## [Given data]
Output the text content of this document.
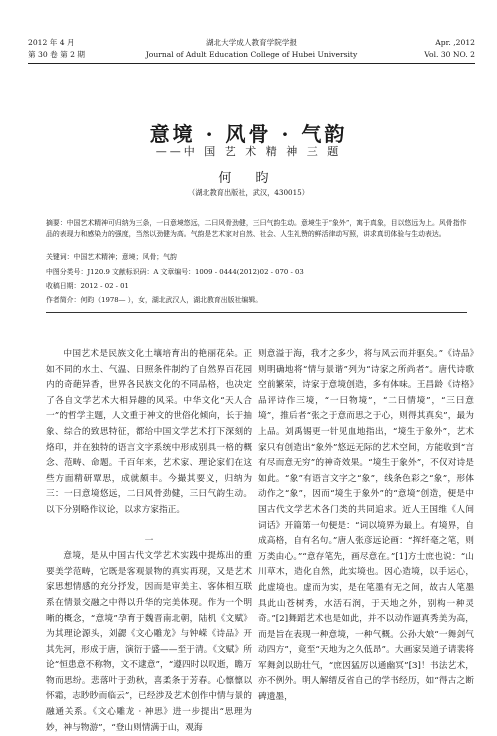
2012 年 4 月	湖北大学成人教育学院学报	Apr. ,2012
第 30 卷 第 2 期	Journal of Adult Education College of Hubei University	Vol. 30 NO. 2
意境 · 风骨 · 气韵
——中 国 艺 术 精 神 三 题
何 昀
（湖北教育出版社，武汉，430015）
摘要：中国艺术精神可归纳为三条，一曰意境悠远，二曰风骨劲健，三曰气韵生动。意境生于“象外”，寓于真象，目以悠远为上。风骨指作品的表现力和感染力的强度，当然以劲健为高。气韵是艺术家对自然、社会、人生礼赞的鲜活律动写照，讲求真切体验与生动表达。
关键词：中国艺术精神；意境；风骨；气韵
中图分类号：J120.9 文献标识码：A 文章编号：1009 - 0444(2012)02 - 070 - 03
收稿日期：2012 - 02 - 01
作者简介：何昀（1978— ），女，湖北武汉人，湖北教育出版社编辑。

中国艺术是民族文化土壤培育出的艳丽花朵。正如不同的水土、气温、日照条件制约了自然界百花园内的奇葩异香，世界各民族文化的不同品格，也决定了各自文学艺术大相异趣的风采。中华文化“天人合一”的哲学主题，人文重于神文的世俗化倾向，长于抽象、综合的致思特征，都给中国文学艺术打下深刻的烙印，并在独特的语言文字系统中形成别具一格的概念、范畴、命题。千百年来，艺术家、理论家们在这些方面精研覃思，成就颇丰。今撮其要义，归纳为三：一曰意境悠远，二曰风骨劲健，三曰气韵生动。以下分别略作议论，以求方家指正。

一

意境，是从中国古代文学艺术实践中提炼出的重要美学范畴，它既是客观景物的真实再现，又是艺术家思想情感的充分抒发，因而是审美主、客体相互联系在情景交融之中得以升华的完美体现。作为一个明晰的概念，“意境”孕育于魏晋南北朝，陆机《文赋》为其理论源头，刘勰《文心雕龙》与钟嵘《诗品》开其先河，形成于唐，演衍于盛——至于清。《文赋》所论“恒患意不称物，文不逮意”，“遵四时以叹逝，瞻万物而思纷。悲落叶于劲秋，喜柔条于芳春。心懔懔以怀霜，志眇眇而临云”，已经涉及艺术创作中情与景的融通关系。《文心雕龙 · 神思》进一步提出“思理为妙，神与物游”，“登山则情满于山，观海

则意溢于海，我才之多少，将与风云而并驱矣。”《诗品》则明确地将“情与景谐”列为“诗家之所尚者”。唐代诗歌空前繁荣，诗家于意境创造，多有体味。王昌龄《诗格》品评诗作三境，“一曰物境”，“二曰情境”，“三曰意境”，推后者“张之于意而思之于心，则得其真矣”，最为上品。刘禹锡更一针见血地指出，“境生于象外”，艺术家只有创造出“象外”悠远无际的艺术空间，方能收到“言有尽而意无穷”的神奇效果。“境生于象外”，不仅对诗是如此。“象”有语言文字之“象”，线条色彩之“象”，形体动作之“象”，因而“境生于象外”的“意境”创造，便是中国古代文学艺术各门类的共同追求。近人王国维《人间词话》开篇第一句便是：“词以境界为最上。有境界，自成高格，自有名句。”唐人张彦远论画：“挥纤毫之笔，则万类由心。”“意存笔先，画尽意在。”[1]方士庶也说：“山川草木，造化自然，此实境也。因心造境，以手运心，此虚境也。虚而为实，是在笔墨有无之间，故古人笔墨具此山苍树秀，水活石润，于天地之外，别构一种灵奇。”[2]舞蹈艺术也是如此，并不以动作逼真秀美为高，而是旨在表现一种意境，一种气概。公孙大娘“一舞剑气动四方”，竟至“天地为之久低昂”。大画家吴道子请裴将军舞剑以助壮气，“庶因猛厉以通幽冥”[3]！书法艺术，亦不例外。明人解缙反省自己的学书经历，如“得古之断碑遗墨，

## [Stated goal]
Extract the entries in full, exactly as they are, minus the pictures.

## [Problem solution]
Output the text content of this document.
2012 年 4 月	湖北大学成人教育学院学报	Apr. ,2012
第 30 卷 第 2 期	Journal of Adult Education College of Hubei University	Vol. 30 NO. 2
意境 · 风骨 · 气韵
——中 国 艺 术 精 神 三 题
何 昀
（湖北教育出版社，武汉，430015）
摘要：中国艺术精神可归纳为三条，一曰意境悠远，二曰风骨劲健，三曰气韵生动。意境生于“象外”，寓于真象，目以悠远为上。风骨指作品的表现力和感染力的强度，当然以劲健为高。气韵是艺术家对自然、社会、人生礼赞的鲜活律动写照，讲求真切体验与生动表达。
关键词：中国艺术精神；意境；风骨；气韵
中图分类号：J120.9 文献标识码：A 文章编号：1009 - 0444(2012)02 - 070 - 03
收稿日期：2012 - 02 - 01
作者简介：何昀（1978— ），女，湖北武汉人，湖北教育出版社编辑。

中国艺术是民族文化土壤培育出的艳丽花朵。正如不同的水土、气温、日照条件制约了自然界百花园内的奇葩异香，世界各民族文化的不同品格，也决定了各自文学艺术大相异趣的风采。中华文化“天人合一”的哲学主题，人文重于神文的世俗化倾向，长于抽象、综合的致思特征，都给中国文学艺术打下深刻的烙印，并在独特的语言文字系统中形成别具一格的概念、范畴、命题。千百年来，艺术家、理论家们在这些方面精研覃思，成就颇丰。今撮其要义，归纳为三：一曰意境悠远，二曰风骨劲健，三曰气韵生动。以下分别略作议论，以求方家指正。

一

意境，是从中国古代文学艺术实践中提炼出的重要美学范畴，它既是客观景物的真实再现，又是艺术家思想情感的充分抒发，因而是审美主、客体相互联系在情景交融之中得以升华的完美体现。作为一个明晰的概念，“意境”孕育于魏晋南北朝，陆机《文赋》为其理论源头，刘勰《文心雕龙》与钟嵘《诗品》开其先河，形成于唐，演衍于盛——至于清。《文赋》所论“恒患意不称物，文不逮意”，“遵四时以叹逝，瞻万物而思纷。悲落叶于劲秋，喜柔条于芳春。心懔懔以怀霜，志眇眇而临云”，已经涉及艺术创作中情与景的融通关系。《文心雕龙 · 神思》进一步提出“思理为妙，神与物游”，“登山则情满于山，观海

则意溢于海，我才之多少，将与风云而并驱矣。”《诗品》则明确地将“情与景谐”列为“诗家之所尚者”。唐代诗歌空前繁荣，诗家于意境创造，多有体味。王昌龄《诗格》品评诗作三境，“一曰物境”，“二曰情境”，“三曰意境”，推后者“张之于意而思之于心，则得其真矣”，最为上品。刘禹锡更一针见血地指出，“境生于象外”，艺术家只有创造出“象外”悠远无际的艺术空间，方能收到“言有尽而意无穷”的神奇效果。“境生于象外”，不仅对诗是如此。“象”有语言文字之“象”，线条色彩之“象”，形体动作之“象”，因而“境生于象外”的“意境”创造，便是中国古代文学艺术各门类的共同追求。近人王国维《人间词话》开篇第一句便是：“词以境界为最上。有境界，自成高格，自有名句。”唐人张彦远论画：“挥纤毫之笔，则万类由心。”“意存笔先，画尽意在。”[1]方士庶也说：“山川草木，造化自然，此实境也。因心造境，以手运心，此虚境也。虚而为实，是在笔墨有无之间，故古人笔墨具此山苍树秀，水活石润，于天地之外，别构一种灵奇。”[2]舞蹈艺术也是如此，并不以动作逼真秀美为高，而是旨在表现一种意境，一种气概。公孙大娘“一舞剑气动四方”，竟至“天地为之久低昂”。大画家吴道子请裴将军舞剑以助壮气，“庶因猛厉以通幽冥”[3]！书法艺术，亦不例外。明人解缙反省自己的学书经历，如“得古之断碑遗墨，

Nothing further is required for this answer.